(Stored records)
──────────
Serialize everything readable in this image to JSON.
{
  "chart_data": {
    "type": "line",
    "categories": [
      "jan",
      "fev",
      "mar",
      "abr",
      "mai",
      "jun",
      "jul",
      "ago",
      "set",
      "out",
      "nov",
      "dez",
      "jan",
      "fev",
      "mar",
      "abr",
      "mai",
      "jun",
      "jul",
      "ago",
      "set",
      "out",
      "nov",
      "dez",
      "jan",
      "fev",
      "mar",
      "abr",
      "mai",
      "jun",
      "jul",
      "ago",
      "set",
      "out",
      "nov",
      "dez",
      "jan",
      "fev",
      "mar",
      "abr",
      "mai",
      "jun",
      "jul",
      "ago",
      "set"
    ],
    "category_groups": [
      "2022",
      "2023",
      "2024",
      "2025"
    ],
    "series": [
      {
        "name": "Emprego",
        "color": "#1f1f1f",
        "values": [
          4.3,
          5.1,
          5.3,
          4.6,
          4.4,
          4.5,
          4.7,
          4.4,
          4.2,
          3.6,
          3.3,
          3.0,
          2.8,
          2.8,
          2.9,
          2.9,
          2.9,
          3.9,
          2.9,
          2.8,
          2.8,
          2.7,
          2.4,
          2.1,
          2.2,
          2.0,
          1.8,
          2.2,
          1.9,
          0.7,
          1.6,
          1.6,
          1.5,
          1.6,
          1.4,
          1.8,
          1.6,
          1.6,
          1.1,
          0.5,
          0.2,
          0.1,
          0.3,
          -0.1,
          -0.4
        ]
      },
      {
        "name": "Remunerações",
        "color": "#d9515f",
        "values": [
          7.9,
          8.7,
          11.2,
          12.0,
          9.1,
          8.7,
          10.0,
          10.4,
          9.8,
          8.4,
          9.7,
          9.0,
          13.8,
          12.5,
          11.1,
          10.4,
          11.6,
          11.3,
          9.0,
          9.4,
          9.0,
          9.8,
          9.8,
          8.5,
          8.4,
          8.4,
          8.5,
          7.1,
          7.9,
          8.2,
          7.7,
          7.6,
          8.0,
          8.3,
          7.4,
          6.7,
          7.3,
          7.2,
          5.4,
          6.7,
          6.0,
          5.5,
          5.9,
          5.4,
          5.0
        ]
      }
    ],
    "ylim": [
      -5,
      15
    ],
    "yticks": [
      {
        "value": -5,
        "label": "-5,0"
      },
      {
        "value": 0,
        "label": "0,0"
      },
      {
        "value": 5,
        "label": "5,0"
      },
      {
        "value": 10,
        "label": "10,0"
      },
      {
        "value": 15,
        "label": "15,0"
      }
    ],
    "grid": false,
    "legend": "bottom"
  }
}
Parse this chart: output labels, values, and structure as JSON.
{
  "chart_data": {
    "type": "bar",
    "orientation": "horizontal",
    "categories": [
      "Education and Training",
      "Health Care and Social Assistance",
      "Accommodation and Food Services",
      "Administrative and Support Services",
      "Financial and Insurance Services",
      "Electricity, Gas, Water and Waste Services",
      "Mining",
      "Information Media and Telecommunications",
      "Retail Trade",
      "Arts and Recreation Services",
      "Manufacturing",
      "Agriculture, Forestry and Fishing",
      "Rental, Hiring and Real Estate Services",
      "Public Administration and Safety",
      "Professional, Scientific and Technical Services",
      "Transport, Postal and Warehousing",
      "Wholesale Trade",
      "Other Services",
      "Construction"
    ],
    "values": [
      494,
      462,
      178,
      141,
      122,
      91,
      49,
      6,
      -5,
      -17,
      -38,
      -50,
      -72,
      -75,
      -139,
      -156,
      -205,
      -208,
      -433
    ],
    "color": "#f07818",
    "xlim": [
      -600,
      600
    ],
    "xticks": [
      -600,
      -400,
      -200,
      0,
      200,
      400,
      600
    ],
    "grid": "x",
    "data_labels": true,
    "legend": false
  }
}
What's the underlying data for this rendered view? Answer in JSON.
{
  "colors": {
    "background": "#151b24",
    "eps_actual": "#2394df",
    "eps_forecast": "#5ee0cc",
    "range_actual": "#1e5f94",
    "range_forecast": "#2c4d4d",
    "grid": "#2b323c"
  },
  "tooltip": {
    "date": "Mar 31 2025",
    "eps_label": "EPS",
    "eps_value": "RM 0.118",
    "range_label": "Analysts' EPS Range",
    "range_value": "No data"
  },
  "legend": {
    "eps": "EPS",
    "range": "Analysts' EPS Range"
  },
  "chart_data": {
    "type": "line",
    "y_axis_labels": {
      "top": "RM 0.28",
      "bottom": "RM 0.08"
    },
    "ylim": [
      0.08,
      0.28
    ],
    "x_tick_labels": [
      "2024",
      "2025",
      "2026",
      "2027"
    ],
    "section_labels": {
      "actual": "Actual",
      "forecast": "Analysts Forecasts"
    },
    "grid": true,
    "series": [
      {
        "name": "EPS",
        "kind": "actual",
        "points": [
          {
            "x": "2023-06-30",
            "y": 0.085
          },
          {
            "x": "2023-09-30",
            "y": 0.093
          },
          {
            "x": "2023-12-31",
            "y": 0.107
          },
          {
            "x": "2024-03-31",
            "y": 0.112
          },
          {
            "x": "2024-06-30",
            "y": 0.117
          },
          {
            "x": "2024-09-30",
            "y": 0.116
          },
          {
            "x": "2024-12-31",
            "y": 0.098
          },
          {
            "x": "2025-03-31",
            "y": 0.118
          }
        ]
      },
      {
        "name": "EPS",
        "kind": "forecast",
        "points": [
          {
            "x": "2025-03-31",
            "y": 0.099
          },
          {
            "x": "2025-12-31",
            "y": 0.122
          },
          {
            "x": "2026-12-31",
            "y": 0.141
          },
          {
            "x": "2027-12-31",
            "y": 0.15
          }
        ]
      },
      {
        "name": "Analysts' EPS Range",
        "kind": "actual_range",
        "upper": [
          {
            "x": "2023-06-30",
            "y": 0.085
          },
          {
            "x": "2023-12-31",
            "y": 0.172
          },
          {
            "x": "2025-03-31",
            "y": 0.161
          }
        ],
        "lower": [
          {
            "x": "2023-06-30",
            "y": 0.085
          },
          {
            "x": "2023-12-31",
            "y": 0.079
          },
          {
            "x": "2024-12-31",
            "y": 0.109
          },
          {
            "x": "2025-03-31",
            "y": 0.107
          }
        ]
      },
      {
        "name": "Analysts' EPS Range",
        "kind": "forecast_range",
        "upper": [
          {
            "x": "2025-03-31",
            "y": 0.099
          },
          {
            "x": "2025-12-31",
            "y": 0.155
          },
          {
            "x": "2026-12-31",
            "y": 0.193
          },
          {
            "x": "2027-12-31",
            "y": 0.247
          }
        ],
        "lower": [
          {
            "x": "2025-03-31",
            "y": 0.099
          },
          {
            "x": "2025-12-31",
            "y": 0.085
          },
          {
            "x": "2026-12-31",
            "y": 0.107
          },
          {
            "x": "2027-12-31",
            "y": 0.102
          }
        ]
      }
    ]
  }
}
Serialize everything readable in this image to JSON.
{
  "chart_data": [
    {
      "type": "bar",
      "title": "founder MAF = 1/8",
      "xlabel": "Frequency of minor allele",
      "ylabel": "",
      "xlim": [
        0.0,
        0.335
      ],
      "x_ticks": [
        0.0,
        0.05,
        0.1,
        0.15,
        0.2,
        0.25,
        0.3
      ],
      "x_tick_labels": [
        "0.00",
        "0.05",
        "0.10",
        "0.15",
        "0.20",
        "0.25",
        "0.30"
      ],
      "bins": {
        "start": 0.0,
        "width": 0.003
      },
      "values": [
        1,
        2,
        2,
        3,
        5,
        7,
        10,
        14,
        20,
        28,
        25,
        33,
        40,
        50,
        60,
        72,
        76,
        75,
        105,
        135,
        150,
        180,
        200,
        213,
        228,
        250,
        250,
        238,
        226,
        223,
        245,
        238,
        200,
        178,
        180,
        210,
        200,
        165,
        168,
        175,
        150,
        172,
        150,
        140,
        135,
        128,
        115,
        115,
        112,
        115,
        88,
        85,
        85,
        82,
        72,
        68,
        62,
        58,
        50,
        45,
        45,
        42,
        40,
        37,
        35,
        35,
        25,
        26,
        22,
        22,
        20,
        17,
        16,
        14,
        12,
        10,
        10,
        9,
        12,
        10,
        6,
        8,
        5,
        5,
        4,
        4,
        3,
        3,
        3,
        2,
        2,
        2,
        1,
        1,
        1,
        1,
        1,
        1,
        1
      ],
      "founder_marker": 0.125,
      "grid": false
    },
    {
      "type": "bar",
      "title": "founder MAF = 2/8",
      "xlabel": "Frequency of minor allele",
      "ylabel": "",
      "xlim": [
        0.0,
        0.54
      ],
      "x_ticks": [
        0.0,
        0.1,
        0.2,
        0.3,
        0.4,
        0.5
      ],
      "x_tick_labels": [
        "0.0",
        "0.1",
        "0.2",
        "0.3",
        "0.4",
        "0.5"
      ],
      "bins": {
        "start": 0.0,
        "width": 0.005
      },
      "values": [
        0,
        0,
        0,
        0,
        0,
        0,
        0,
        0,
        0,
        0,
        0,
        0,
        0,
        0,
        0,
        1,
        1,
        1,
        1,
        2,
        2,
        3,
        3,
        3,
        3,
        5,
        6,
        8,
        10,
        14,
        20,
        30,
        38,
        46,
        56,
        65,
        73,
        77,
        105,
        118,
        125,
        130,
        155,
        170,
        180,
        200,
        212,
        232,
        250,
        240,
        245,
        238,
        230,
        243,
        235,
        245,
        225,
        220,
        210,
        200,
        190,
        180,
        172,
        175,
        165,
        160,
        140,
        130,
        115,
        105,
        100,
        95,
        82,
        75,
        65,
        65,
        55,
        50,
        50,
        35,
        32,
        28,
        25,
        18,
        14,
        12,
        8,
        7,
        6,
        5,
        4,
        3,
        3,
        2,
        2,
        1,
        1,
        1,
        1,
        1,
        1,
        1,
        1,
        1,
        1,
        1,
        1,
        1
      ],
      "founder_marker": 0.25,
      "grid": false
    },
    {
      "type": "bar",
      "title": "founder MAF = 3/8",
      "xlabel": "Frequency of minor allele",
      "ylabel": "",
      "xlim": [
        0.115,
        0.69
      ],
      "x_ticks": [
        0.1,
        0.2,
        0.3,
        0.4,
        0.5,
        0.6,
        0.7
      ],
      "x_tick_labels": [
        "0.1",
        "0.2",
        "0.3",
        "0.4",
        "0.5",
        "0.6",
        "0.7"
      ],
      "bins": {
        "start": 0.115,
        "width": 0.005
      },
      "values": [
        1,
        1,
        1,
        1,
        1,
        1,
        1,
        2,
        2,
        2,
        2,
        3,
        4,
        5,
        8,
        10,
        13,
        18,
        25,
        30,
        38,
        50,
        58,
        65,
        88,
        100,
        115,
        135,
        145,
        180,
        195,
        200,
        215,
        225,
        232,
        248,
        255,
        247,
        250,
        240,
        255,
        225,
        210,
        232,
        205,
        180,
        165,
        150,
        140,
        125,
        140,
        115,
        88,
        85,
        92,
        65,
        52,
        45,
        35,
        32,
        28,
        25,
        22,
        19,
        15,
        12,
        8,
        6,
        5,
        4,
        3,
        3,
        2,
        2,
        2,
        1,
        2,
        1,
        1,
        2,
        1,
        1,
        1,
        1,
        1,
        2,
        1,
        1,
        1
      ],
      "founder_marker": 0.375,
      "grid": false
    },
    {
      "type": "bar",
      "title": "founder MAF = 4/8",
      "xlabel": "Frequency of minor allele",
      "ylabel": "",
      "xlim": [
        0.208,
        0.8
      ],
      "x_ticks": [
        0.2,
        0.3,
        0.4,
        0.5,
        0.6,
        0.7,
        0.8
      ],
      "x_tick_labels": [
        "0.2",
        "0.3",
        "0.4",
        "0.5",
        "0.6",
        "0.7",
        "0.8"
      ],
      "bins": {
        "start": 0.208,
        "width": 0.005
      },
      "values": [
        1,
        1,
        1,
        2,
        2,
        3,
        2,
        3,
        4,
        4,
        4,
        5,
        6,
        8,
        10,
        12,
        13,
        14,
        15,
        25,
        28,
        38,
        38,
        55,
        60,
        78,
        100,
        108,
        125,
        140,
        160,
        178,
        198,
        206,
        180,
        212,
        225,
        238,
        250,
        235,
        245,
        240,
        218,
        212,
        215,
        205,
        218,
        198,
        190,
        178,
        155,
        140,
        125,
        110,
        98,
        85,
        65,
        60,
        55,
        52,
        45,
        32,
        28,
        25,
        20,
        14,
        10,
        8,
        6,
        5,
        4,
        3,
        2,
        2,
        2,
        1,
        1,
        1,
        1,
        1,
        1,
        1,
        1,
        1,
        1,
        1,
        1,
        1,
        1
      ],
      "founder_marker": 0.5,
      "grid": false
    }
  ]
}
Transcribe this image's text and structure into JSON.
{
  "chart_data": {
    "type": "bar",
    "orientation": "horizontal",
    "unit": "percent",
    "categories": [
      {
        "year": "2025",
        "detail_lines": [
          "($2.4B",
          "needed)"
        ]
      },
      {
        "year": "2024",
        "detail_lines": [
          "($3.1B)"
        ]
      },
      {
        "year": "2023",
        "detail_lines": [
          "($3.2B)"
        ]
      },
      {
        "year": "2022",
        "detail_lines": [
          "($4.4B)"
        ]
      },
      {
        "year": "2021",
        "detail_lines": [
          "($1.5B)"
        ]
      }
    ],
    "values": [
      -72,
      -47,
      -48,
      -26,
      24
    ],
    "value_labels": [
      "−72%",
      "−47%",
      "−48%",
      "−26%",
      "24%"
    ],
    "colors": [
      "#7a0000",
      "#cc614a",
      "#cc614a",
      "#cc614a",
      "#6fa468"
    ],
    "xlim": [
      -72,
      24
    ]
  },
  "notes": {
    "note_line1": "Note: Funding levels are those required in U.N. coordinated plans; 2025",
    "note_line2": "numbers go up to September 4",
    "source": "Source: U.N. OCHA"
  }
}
──────────
_OBJECTIVE_:
Select and copy every line of the listing with the word "structure".

_RESPONSE TO THE TASK_:
Parse this chart: output labels, values, and structure as JSON.
Transcribe this image's text and structure into JSON.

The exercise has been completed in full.